## Stated exercise
Make an exact copy of all the material below, apart from the pictures.
::: Entries supplied :::
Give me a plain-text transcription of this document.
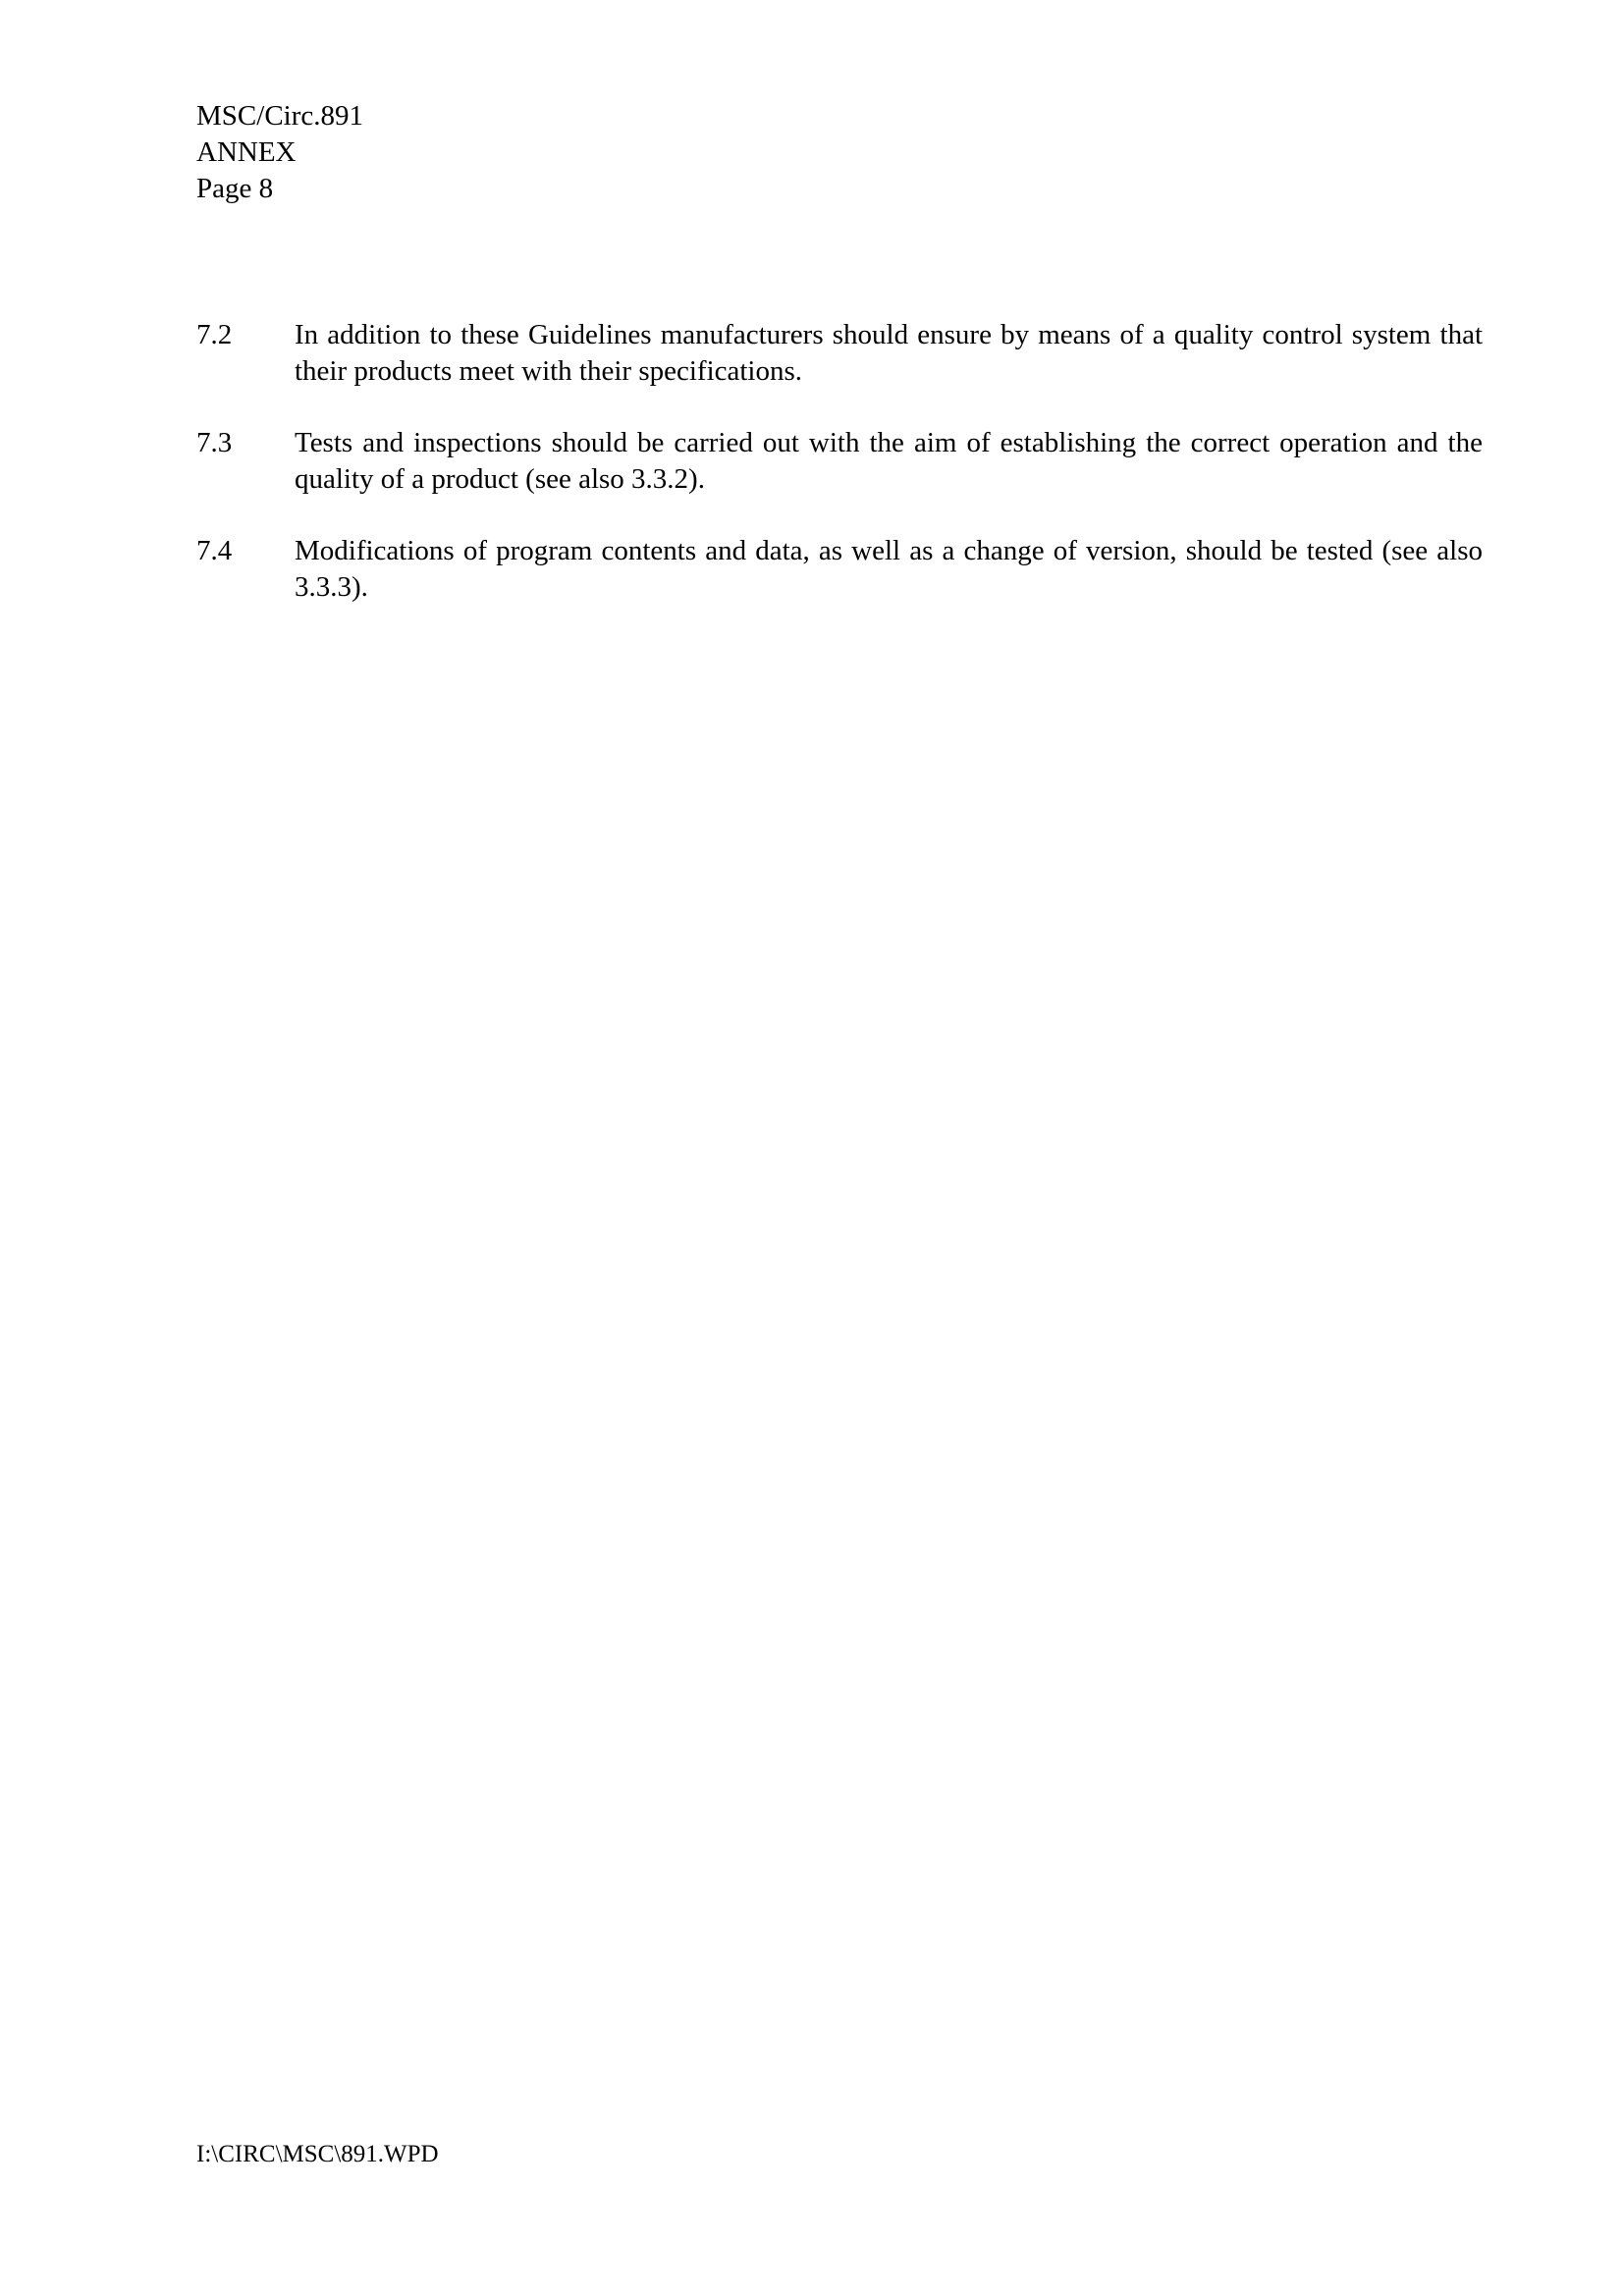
MSC/Circ.891
ANNEX
Page 8
7.2	In addition to these Guidelines manufacturers should ensure by means of a quality control system that their products meet with their specifications.
7.3	Tests and inspections should be carried out with the aim of establishing the correct operation and the quality of a product (see also 3.3.2).
7.4	Modifications of program contents and data, as well as a change of version, should be tested (see also 3.3.3).
I:\CIRC\MSC\891.WPD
:::
## Answer to the task
Give me a plain-text transcription of this document.
MSC/Circ.891
ANNEX
Page 8
7.2	In addition to these Guidelines manufacturers should ensure by means of a quality control system that their products meet with their specifications.
7.3	Tests and inspections should be carried out with the aim of establishing the correct operation and the quality of a product (see also 3.3.2).
7.4	Modifications of program contents and data, as well as a change of version, should be tested (see also 3.3.3).
I:\CIRC\MSC\891.WPD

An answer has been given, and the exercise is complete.